» **TASK BRIEF**: Review the listing and copy each line that holds the word "K可促进凝血因子生成".

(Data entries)

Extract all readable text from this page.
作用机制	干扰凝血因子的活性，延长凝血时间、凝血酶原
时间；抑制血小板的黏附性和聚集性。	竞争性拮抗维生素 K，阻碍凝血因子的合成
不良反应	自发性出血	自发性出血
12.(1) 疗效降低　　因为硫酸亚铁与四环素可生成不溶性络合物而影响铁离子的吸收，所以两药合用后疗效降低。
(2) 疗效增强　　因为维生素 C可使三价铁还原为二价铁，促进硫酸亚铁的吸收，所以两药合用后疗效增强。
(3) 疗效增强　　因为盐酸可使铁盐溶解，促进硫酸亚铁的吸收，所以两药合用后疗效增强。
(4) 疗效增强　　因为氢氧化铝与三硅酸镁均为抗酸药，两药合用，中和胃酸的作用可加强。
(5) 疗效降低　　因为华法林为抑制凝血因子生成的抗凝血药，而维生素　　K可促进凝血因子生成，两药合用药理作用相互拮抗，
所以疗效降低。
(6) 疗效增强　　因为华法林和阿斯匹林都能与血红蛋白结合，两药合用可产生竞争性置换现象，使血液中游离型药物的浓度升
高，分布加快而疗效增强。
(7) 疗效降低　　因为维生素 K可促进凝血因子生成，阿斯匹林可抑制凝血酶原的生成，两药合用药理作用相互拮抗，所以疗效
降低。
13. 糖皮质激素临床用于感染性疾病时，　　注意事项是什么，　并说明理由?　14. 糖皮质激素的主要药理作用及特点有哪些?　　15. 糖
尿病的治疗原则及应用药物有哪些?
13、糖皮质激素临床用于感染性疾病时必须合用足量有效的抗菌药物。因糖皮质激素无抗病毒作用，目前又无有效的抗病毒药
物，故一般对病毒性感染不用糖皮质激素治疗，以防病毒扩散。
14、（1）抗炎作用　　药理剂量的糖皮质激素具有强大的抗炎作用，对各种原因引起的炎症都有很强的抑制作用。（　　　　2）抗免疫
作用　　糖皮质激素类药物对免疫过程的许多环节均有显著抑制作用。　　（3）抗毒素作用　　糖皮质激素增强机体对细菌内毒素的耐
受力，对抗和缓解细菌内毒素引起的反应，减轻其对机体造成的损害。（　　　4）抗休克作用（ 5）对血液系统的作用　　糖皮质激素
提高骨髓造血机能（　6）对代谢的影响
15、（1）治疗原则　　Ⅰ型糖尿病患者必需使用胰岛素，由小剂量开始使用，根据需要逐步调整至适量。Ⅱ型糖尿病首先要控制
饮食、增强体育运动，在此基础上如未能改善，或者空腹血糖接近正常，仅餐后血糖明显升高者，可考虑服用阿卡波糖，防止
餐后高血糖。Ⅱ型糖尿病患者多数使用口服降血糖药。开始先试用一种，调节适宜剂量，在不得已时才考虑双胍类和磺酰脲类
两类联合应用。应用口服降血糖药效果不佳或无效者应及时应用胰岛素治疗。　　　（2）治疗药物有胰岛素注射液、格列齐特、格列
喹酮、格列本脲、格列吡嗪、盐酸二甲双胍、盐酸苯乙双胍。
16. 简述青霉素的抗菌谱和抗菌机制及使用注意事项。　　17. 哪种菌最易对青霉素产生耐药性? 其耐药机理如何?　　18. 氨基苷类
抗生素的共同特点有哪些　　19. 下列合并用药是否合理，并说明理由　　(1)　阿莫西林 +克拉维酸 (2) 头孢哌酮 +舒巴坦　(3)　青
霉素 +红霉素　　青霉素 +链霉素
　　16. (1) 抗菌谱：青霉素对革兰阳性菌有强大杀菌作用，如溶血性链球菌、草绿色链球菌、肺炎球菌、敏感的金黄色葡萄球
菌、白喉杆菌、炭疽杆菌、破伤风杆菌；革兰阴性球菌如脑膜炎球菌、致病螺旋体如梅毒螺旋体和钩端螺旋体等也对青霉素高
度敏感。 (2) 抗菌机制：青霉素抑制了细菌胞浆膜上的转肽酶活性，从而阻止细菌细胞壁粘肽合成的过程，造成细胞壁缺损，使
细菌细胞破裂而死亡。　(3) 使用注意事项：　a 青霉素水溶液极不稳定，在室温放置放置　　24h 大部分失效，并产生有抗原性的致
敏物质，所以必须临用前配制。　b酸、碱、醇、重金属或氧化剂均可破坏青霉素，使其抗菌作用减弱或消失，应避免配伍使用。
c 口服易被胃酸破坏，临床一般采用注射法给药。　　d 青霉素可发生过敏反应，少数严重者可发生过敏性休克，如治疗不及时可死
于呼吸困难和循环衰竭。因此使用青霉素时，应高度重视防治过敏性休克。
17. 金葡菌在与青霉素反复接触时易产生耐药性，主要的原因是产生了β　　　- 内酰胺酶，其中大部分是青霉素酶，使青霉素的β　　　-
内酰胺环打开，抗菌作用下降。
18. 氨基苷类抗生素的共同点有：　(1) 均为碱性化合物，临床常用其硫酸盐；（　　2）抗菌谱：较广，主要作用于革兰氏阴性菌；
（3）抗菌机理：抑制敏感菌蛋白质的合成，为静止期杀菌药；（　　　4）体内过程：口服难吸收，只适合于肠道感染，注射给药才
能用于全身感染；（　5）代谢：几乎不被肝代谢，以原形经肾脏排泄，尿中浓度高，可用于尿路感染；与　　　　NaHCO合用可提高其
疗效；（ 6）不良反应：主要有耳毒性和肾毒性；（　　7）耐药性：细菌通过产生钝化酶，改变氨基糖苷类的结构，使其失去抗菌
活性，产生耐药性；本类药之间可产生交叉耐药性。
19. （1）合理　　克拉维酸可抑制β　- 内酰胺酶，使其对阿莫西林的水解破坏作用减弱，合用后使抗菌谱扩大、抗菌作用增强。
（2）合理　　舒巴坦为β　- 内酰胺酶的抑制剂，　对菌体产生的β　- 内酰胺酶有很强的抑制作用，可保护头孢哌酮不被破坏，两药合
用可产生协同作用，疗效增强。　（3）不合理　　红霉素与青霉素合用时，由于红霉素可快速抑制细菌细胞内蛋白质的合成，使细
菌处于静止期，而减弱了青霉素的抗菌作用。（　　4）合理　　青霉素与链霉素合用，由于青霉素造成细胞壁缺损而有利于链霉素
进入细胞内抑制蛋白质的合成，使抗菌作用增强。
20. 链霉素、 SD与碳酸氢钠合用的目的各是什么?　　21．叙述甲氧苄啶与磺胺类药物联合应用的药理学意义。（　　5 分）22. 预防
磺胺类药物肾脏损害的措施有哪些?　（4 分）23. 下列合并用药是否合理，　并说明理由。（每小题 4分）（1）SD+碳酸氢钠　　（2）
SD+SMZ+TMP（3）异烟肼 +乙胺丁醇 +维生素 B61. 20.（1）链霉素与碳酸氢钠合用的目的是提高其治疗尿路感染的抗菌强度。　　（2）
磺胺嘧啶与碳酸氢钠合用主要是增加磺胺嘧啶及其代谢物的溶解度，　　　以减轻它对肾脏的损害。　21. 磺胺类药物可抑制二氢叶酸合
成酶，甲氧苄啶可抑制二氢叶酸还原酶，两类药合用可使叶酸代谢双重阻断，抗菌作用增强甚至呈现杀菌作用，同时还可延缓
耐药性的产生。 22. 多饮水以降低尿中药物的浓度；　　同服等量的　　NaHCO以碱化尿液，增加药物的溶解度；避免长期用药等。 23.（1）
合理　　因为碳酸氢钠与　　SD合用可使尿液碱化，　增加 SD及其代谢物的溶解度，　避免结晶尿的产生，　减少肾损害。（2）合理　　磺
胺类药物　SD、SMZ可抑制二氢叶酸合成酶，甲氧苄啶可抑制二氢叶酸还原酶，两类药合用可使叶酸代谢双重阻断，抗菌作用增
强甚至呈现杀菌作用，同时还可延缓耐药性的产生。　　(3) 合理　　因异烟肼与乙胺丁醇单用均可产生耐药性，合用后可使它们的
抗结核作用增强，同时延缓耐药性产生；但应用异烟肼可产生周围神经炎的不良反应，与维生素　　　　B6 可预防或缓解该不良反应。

» **COMPLETE RESPONSE**:
(5) 疗效降低　　因为华法林为抑制凝血因子生成的抗凝血药，而维生素　　K可促进凝血因子生成，两药合用药理作用相互拮抗，
(7) 疗效降低　　因为维生素 K可促进凝血因子生成，阿斯匹林可抑制凝血酶原的生成，两药合用药理作用相互拮抗，所以疗效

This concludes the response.